== EXERCISE TASK ==
Count how many lines hold the string "районов", and give only that number.

Collection entries
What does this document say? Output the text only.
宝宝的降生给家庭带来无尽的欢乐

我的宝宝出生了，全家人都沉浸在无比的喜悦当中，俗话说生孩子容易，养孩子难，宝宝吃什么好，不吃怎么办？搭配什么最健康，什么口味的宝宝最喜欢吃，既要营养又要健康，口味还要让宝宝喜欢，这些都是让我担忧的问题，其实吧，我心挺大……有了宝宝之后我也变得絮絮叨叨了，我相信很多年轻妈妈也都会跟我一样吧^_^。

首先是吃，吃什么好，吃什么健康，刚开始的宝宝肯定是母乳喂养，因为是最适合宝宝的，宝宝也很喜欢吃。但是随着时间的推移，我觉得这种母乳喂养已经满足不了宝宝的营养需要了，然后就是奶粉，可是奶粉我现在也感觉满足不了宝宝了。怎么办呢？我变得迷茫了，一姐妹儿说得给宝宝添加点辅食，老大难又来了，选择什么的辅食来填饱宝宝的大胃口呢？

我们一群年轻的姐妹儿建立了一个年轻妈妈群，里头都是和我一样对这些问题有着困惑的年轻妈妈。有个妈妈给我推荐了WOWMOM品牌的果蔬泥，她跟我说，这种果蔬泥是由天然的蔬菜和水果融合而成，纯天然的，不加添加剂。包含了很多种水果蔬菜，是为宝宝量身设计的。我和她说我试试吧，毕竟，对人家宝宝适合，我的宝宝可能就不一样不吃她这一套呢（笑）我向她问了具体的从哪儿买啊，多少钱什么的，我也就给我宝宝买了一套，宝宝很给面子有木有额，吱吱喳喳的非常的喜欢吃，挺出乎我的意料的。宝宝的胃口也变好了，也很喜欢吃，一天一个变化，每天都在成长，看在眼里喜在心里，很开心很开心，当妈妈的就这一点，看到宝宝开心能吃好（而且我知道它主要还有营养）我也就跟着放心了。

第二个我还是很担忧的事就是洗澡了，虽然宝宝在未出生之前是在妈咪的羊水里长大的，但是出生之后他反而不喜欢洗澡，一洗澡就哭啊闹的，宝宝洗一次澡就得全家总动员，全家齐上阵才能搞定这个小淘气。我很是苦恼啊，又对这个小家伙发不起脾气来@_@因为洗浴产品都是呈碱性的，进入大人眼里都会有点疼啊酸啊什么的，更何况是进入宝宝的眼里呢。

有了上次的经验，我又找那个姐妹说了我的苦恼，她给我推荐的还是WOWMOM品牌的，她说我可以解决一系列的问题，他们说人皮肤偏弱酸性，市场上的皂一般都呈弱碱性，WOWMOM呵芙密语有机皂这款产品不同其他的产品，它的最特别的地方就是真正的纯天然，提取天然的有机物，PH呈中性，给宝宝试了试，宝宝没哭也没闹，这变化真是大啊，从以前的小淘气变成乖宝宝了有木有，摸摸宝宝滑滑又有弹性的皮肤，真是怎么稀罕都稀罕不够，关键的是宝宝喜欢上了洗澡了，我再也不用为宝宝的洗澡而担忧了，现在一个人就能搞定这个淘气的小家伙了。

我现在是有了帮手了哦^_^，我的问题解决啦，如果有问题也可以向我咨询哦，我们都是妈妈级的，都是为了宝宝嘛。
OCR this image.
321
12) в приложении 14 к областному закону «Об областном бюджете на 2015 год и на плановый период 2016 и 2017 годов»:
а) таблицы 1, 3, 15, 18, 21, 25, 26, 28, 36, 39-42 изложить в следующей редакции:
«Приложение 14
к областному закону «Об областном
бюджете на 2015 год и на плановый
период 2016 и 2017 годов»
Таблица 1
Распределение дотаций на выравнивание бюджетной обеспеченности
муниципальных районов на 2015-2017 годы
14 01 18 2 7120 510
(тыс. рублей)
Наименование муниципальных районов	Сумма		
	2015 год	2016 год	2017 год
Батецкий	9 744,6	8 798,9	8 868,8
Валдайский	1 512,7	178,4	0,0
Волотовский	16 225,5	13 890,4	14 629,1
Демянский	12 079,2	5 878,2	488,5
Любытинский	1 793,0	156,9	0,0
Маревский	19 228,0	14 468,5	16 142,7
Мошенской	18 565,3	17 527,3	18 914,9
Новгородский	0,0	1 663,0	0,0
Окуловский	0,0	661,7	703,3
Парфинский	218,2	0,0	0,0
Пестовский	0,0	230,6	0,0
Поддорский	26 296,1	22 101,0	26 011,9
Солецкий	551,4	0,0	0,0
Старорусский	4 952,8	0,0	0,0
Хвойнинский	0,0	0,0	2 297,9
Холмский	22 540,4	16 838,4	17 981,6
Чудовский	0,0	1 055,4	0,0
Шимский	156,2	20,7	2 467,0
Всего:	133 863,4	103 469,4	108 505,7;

== ANSWER IN FULL ==
2